**Goal of the exercise**.
Copy every line that holds "bedriften".

**Exercise inputs**.
━━━━━━━━━━━━━━━━━━━━━━━━━━━━━━
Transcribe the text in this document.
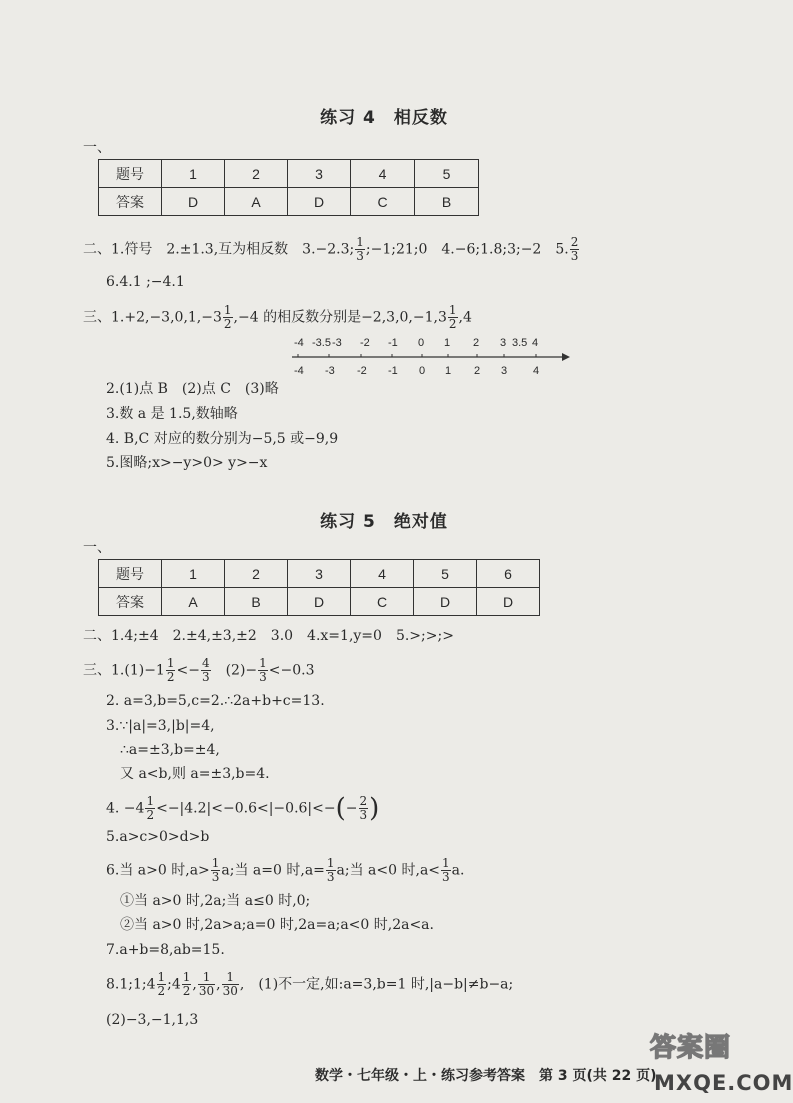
练习 4　相反数
一、
题号	1	2	3	4	5
答案	D	A	D	C	B
二、1.符号　2.±1.3,互为相反数　3.−2.3; $\frac{1}{3}$ ;−1;21;0　4.−6;1.8;3;−2　5. $\frac{2}{3}$
6.4.1 ;−4.1
三、$1.+2,-3,0,1,-3 \frac{1}{2} ,-4$ 的相反数分别是$-2,3,0,-1,3 \frac{1}{2} ,4$
-4 -3.5 -3 -2 -1 0 1 2 3 3.5 4
-4 -3 -2 -1 0 1 2 3 4
2.(1)点 B　(2)点 C　(3)略
3.数 a 是 1.5,数轴略
4. B,C 对应的数分别为−5,5 或−9,9
5.图略;x>−y>0> y>−x
练习 5　绝对值
一、
题号	1	2	3	4	5	6
答案	A	B	D	C	D	D
二、1.4;±4　2.±4,±3,±2　3.0　4.x=1,y=0　5.>;>;>
三、$1.(1)-1 \frac{1}{2} <- \frac{4}{3}$ 　$(2)- \frac{1}{3} <-0.3$
2. a=3,b=5,c=2.∴2a+b+c=13.
3.∵|a|=3,|b|=4,
∴a=±3,b=±4,
又 a<b,则 a=±3,b=4.
4. $-4 \frac{1}{2} <-|4.2|<-0.6<|-0.6|<-(- \frac{2}{3}$ )
5.a>c>0>d>b
6.当 a>0 时$,a> \frac{1}{3} a$;当 a=0 时$,a= \frac{1}{3} a$;当 a<0 时$,a< \frac{1}{3} a$.
①当 a>0 时,2a;当 a≤0 时,0;
②当 a>0 时,2a>a;a=0 时,2a=a;a<0 时,2a<a.
7.a+b=8,ab=15.
8.1;1;4 $\frac{1}{2}$ ;4 $\frac{1}{2}$ , $\frac{1}{30}$ , $\frac{1}{30}$ ,　(1)不一定,如:a=3,b=1 时,|a−b|≠b−a;
(2)−3,−1,1,3
数学・七年级・上・练习参考答案　第 3 页(共 22 页)
答案圈
MXQE.COM
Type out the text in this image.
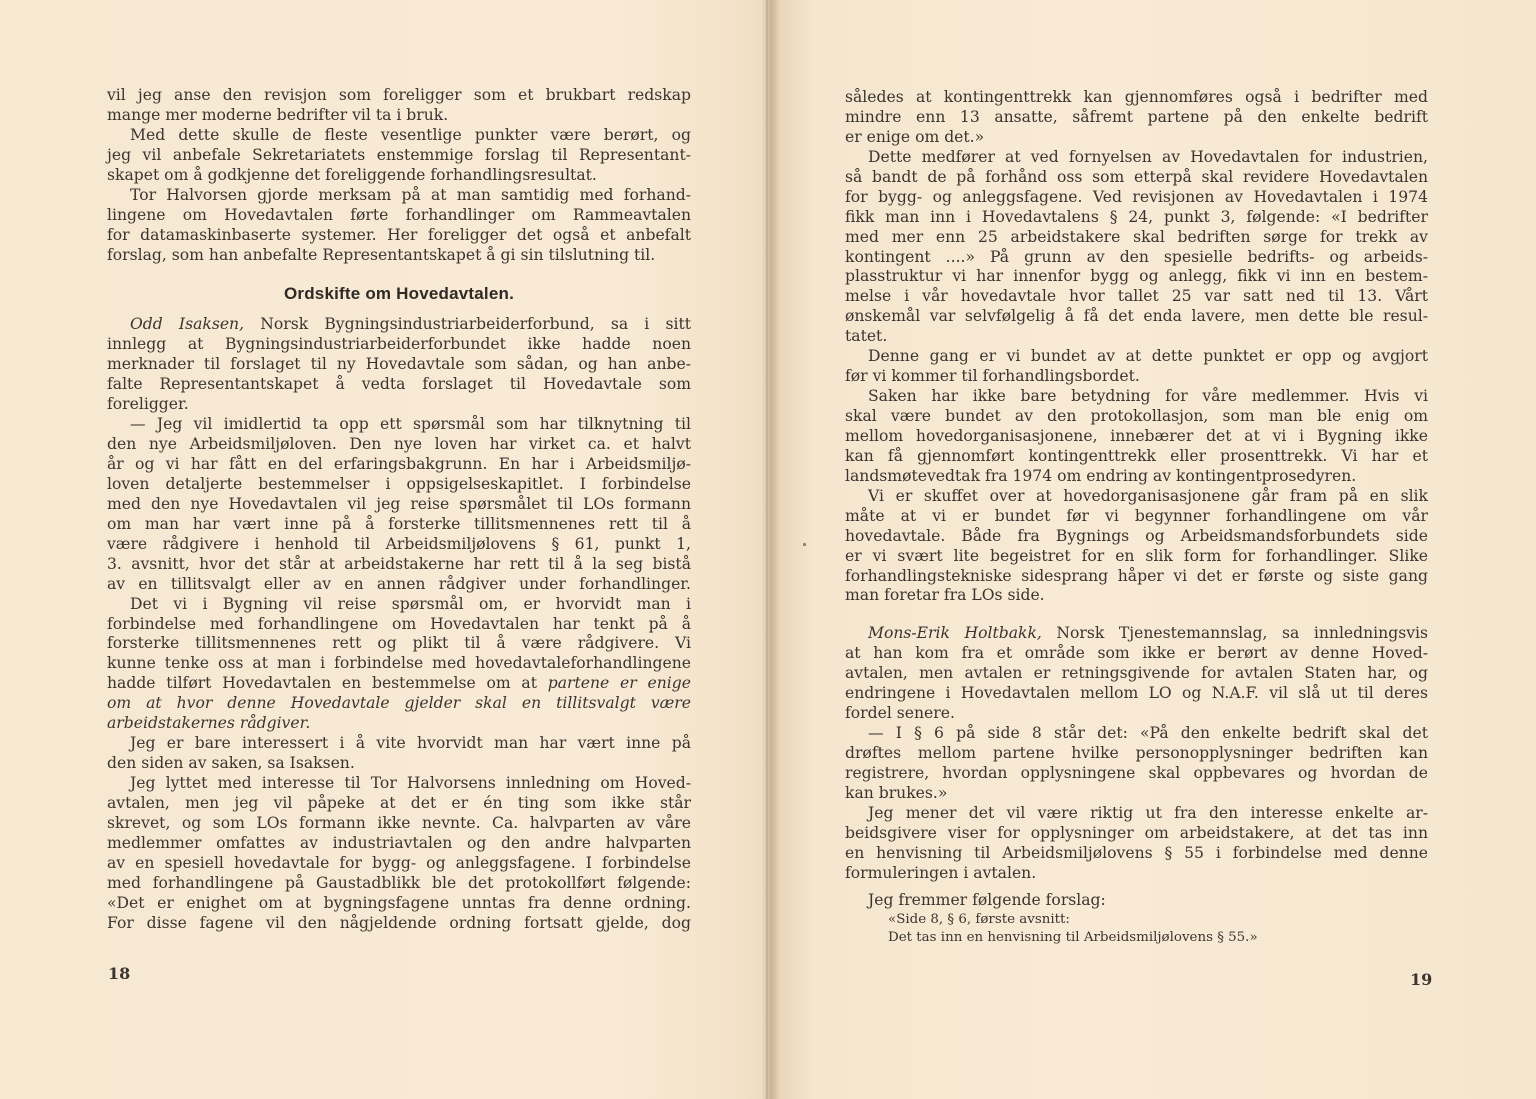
vil jeg anse den revisjon som foreligger som et brukbart redskap
mange mer moderne bedrifter vil ta i bruk.
Med dette skulle de fleste vesentlige punkter være berørt, og
jeg vil anbefale Sekretariatets enstemmige forslag til Representant-
skapet om å godkjenne det foreliggende forhandlingsresultat.
Tor Halvorsen gjorde merksam på at man samtidig med forhand-
lingene om Hovedavtalen førte forhandlinger om Rammeavtalen
for datamaskinbaserte systemer. Her foreligger det også et anbefalt
forslag, som han anbefalte Representantskapet å gi sin tilslutning til.
Ordskifte om Hovedavtalen.
Odd Isaksen, Norsk Bygningsindustriarbeiderforbund, sa i sitt
innlegg at Bygningsindustriarbeiderforbundet ikke hadde noen
merknader til forslaget til ny Hovedavtale som sådan, og han anbe-
falte Representantskapet å vedta forslaget til Hovedavtale som
foreligger.
— Jeg vil imidlertid ta opp ett spørsmål som har tilknytning til
den nye Arbeidsmiljøloven. Den nye loven har virket ca. et halvt
år og vi har fått en del erfaringsbakgrunn. En har i Arbeidsmiljø-
loven detaljerte bestemmelser i oppsigelseskapitlet. I forbindelse
med den nye Hovedavtalen vil jeg reise spørsmålet til LOs formann
om man har vært inne på å forsterke tillitsmennenes rett til å
være rådgivere i henhold til Arbeidsmiljølovens § 61, punkt 1,
3. avsnitt, hvor det står at arbeidstakerne har rett til å la seg bistå
av en tillitsvalgt eller av en annen rådgiver under forhandlinger.
Det vi i Bygning vil reise spørsmål om, er hvorvidt man i
forbindelse med forhandlingene om Hovedavtalen har tenkt på å
forsterke tillitsmennenes rett og plikt til å være rådgivere. Vi
kunne tenke oss at man i forbindelse med hovedavtaleforhandlingene
hadde tilført Hovedavtalen en bestemmelse om at partene er enige
om at hvor denne Hovedavtale gjelder skal en tillitsvalgt være
arbeidstakernes rådgiver.
Jeg er bare interessert i å vite hvorvidt man har vært inne på
den siden av saken, sa Isaksen.
Jeg lyttet med interesse til Tor Halvorsens innledning om Hoved-
avtalen, men jeg vil påpeke at det er én ting som ikke står
skrevet, og som LOs formann ikke nevnte. Ca. halvparten av våre
medlemmer omfattes av industriavtalen og den andre halvparten
av en spesiell hovedavtale for bygg- og anleggsfagene. I forbindelse
med forhandlingene på Gaustadblikk ble det protokollført følgende:
«Det er enighet om at bygningsfagene unntas fra denne ordning.
For disse fagene vil den någjeldende ordning fortsatt gjelde, dog
18
således at kontingenttrekk kan gjennomføres også i bedrifter med
mindre enn 13 ansatte, såfremt partene på den enkelte bedrift
er enige om det.»
Dette medfører at ved fornyelsen av Hovedavtalen for industrien,
så bandt de på forhånd oss som etterpå skal revidere Hovedavtalen
for bygg- og anleggsfagene. Ved revisjonen av Hovedavtalen i 1974
fikk man inn i Hovedavtalens § 24, punkt 3, følgende: «I bedrifter
med mer enn 25 arbeidstakere skal bedriften sørge for trekk av
kontingent ....» På grunn av den spesielle bedrifts- og arbeids-
plasstruktur vi har innenfor bygg og anlegg, fikk vi inn en bestem-
melse i vår hovedavtale hvor tallet 25 var satt ned til 13. Vårt
ønskemål var selvfølgelig å få det enda lavere, men dette ble resul-
tatet.
Denne gang er vi bundet av at dette punktet er opp og avgjort
før vi kommer til forhandlingsbordet.
Saken har ikke bare betydning for våre medlemmer. Hvis vi
skal være bundet av den protokollasjon, som man ble enig om
mellom hovedorganisasjonene, innebærer det at vi i Bygning ikke
kan få gjennomført kontingenttrekk eller prosenttrekk. Vi har et
landsmøtevedtak fra 1974 om endring av kontingentprosedyren.
Vi er skuffet over at hovedorganisasjonene går fram på en slik
måte at vi er bundet før vi begynner forhandlingene om vår
hovedavtale. Både fra Bygnings og Arbeidsmandsforbundets side
er vi svært lite begeistret for en slik form for forhandlinger. Slike
forhandlingstekniske sidesprang håper vi det er første og siste gang
man foretar fra LOs side.
Mons-Erik Holtbakk, Norsk Tjenestemannslag, sa innledningsvis
at han kom fra et område som ikke er berørt av denne Hoved-
avtalen, men avtalen er retningsgivende for avtalen Staten har, og
endringene i Hovedavtalen mellom LO og N.A.F. vil slå ut til deres
fordel senere.
— I § 6 på side 8 står det: «På den enkelte bedrift skal det
drøftes mellom partene hvilke personopplysninger bedriften kan
registrere, hvordan opplysningene skal oppbevares og hvordan de
kan brukes.»
Jeg mener det vil være riktig ut fra den interesse enkelte ar-
beidsgivere viser for opplysninger om arbeidstakere, at det tas inn
en henvisning til Arbeidsmiljølovens § 55 i forbindelse med denne
formuleringen i avtalen.
Jeg fremmer følgende forslag:
«Side 8, § 6, første avsnitt:
Det tas inn en henvisning til Arbeidsmiljølovens § 55.»
19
━━━━━━━━━━━━━━━━━━━━━━━━━━━━━━
**Final result**.
med mer enn 25 arbeidstakere skal bedriften sørge for trekk av
drøftes mellom partene hvilke personopplysninger bedriften kan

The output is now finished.